▶ **To do**
Below is a block of records; repeat all of them exactly.

--- BEGIN Working data ---

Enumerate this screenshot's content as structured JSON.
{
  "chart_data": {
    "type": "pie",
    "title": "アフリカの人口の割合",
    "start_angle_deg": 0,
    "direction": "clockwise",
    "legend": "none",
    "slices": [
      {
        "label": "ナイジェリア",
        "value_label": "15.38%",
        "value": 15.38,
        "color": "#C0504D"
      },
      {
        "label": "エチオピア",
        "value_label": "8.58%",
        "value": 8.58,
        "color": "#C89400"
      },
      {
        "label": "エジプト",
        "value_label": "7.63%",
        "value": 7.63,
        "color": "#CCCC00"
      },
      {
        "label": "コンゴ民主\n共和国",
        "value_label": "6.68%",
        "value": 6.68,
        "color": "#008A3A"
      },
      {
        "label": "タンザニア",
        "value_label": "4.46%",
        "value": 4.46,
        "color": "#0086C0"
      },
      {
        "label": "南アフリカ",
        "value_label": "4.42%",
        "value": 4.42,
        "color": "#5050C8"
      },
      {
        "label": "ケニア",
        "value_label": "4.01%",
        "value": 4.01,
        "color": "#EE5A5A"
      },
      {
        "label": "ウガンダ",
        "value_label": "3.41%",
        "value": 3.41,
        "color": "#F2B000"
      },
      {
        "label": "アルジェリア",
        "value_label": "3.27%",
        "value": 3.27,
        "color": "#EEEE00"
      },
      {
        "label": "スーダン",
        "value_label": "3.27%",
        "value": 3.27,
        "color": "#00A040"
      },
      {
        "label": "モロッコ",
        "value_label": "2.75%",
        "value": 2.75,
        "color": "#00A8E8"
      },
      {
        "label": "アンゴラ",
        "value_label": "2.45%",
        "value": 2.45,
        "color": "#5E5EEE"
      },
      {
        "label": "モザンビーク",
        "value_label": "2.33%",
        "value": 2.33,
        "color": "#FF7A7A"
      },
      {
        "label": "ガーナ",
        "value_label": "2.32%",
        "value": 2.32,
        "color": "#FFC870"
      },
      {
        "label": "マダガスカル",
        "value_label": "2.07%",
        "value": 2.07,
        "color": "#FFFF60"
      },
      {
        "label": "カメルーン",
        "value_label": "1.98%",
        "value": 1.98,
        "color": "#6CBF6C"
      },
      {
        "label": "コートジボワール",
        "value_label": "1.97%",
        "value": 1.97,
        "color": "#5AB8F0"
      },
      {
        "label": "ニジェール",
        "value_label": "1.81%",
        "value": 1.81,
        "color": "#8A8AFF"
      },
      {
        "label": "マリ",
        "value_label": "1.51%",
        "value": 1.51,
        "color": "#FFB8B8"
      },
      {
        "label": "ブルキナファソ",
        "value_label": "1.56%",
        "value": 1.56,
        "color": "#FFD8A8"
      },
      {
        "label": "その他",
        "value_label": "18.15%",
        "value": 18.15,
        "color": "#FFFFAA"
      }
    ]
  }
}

--- END Working data ---

▶ **Solution**
Enumerate this screenshot's content as structured JSON.
{
  "chart_data": {
    "type": "pie",
    "title": "アフリカの人口の割合",
    "start_angle_deg": 0,
    "direction": "clockwise",
    "legend": "none",
    "slices": [
      {
        "label": "ナイジェリア",
        "value_label": "15.38%",
        "value": 15.38,
        "color": "#C0504D"
      },
      {
        "label": "エチオピア",
        "value_label": "8.58%",
        "value": 8.58,
        "color": "#C89400"
      },
      {
        "label": "エジプト",
        "value_label": "7.63%",
        "value": 7.63,
        "color": "#CCCC00"
      },
      {
        "label": "コンゴ民主\n共和国",
        "value_label": "6.68%",
        "value": 6.68,
        "color": "#008A3A"
      },
      {
        "label": "タンザニア",
        "value_label": "4.46%",
        "value": 4.46,
        "color": "#0086C0"
      },
      {
        "label": "南アフリカ",
        "value_label": "4.42%",
        "value": 4.42,
        "color": "#5050C8"
      },
      {
        "label": "ケニア",
        "value_label": "4.01%",
        "value": 4.01,
        "color": "#EE5A5A"
      },
      {
        "label": "ウガンダ",
        "value_label": "3.41%",
        "value": 3.41,
        "color": "#F2B000"
      },
      {
        "label": "アルジェリア",
        "value_label": "3.27%",
        "value": 3.27,
        "color": "#EEEE00"
      },
      {
        "label": "スーダン",
        "value_label": "3.27%",
        "value": 3.27,
        "color": "#00A040"
      },
      {
        "label": "モロッコ",
        "value_label": "2.75%",
        "value": 2.75,
        "color": "#00A8E8"
      },
      {
        "label": "アンゴラ",
        "value_label": "2.45%",
        "value": 2.45,
        "color": "#5E5EEE"
      },
      {
        "label": "モザンビーク",
        "value_label": "2.33%",
        "value": 2.33,
        "color": "#FF7A7A"
      },
      {
        "label": "ガーナ",
        "value_label": "2.32%",
        "value": 2.32,
        "color": "#FFC870"
      },
      {
        "label": "マダガスカル",
        "value_label": "2.07%",
        "value": 2.07,
        "color": "#FFFF60"
      },
      {
        "label": "カメルーン",
        "value_label": "1.98%",
        "value": 1.98,
        "color": "#6CBF6C"
      },
      {
        "label": "コートジボワール",
        "value_label": "1.97%",
        "value": 1.97,
        "color": "#5AB8F0"
      },
      {
        "label": "ニジェール",
        "value_label": "1.81%",
        "value": 1.81,
        "color": "#8A8AFF"
      },
      {
        "label": "マリ",
        "value_label": "1.51%",
        "value": 1.51,
        "color": "#FFB8B8"
      },
      {
        "label": "ブルキナファソ",
        "value_label": "1.56%",
        "value": 1.56,
        "color": "#FFD8A8"
      },
      {
        "label": "その他",
        "value_label": "18.15%",
        "value": 18.15,
        "color": "#FFFFAA"
      }
    ]
  }
}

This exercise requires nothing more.